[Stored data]
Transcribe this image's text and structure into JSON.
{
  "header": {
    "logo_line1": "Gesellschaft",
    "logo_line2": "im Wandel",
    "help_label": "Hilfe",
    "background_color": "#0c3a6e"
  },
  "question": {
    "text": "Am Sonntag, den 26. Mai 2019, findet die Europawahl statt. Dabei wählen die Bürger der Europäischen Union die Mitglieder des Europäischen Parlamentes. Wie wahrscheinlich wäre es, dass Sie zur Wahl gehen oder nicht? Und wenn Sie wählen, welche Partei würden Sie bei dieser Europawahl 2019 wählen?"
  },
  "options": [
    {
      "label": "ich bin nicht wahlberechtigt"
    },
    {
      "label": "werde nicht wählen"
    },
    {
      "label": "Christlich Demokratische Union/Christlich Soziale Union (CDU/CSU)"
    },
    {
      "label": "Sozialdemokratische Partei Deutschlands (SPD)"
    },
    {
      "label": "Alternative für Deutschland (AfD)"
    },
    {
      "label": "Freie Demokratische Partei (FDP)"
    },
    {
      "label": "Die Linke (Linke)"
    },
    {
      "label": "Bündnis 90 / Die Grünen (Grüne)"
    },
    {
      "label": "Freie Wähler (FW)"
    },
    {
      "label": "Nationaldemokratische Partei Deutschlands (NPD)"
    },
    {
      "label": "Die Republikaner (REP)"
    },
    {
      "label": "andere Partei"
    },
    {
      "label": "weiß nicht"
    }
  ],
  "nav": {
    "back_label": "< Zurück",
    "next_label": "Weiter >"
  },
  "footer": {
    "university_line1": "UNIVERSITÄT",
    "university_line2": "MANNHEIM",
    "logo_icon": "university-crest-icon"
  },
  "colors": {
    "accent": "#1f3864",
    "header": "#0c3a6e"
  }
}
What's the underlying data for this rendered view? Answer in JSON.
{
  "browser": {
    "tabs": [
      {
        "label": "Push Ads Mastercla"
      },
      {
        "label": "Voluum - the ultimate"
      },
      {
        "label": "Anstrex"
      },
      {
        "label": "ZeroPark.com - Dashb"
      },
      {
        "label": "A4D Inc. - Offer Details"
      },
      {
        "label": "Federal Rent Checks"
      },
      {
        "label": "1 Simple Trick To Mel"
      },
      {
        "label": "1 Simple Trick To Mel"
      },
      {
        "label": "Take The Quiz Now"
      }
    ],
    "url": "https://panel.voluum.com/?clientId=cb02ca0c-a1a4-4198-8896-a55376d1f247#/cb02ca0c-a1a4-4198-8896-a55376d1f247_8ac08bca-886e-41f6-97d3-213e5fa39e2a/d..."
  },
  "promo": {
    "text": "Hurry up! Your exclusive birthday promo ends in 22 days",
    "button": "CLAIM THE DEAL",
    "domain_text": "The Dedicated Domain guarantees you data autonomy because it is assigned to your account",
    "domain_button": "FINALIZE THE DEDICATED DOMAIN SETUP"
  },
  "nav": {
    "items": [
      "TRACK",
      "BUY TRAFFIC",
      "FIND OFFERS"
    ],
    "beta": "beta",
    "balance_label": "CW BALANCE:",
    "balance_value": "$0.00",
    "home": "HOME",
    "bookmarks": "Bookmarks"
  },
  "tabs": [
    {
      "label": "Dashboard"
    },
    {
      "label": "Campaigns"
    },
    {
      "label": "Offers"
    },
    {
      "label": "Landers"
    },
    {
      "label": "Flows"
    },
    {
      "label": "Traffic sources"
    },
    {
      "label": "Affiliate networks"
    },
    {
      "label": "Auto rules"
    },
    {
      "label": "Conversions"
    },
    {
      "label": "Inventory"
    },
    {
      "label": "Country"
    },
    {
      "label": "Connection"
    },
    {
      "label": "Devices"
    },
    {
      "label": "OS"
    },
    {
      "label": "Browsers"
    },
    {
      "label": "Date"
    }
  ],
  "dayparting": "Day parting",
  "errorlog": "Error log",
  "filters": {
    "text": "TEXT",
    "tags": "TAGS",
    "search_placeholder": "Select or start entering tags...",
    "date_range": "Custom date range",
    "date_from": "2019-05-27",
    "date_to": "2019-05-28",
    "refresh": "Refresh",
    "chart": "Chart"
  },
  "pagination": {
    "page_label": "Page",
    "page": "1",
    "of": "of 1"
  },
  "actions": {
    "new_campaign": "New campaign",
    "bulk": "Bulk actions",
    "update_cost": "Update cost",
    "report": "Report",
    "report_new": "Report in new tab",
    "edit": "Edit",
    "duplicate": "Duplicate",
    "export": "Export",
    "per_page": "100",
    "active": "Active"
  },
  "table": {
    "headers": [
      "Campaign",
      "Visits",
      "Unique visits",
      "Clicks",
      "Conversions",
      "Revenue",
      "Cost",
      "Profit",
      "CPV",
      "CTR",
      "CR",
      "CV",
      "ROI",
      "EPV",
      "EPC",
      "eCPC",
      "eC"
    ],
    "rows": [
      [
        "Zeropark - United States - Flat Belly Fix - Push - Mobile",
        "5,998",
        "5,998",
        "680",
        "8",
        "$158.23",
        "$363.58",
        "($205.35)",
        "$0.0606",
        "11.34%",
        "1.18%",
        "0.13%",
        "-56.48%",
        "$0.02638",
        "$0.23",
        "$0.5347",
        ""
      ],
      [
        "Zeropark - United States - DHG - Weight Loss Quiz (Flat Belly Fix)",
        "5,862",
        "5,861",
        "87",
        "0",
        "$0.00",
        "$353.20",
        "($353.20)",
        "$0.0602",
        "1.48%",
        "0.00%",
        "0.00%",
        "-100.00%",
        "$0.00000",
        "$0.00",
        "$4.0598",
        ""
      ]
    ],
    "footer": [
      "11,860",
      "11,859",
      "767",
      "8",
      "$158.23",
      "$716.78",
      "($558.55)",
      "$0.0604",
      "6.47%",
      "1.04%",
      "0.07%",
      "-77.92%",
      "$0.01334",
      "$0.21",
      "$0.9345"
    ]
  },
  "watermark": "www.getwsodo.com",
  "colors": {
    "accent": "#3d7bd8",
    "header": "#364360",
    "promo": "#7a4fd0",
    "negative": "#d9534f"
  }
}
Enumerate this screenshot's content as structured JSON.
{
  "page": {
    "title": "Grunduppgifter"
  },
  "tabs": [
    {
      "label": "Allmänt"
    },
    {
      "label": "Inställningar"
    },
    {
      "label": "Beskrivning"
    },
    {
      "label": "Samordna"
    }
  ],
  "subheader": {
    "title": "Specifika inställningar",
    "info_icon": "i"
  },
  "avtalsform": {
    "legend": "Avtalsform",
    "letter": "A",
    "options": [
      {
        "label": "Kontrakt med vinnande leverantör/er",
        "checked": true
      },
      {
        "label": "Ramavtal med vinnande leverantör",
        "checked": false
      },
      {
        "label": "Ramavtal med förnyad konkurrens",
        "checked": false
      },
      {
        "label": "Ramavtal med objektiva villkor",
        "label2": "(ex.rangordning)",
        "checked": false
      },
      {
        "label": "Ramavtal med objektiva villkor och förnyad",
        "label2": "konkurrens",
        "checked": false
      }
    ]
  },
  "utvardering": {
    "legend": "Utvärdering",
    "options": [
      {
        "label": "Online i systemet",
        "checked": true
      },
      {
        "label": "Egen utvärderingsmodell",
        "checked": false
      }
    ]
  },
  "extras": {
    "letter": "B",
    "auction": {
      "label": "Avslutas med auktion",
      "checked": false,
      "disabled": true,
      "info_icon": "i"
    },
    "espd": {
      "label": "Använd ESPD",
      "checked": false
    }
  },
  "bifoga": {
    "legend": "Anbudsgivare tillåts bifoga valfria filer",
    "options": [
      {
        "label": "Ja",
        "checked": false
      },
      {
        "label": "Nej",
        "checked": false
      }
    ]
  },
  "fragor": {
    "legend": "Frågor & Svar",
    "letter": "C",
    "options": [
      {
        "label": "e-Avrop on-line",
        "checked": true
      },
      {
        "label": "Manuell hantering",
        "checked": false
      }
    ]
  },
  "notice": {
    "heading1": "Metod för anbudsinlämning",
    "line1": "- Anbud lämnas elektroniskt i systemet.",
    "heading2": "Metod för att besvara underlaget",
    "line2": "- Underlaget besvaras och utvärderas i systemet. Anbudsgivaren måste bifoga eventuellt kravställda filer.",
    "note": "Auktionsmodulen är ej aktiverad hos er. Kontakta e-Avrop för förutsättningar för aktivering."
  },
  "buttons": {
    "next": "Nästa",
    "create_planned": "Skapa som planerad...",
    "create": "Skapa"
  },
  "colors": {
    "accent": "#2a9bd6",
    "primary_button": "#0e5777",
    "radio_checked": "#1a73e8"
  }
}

EXERCISE OBJECTIVE: Look for the word "wählen" and return every line where it occurs.

ANSWER:
    "text": "Am Sonntag, den 26. Mai 2019, findet die Europawahl statt. Dabei wählen die Bürger der Europäischen Union die Mitglieder des Europäischen Parlamentes. Wie wahrscheinlich wäre es, dass Sie zur Wahl gehen oder nicht? Und wenn Sie wählen, welche Partei würden Sie bei dieser Europawahl 2019 wählen?"
      "label": "werde nicht wählen"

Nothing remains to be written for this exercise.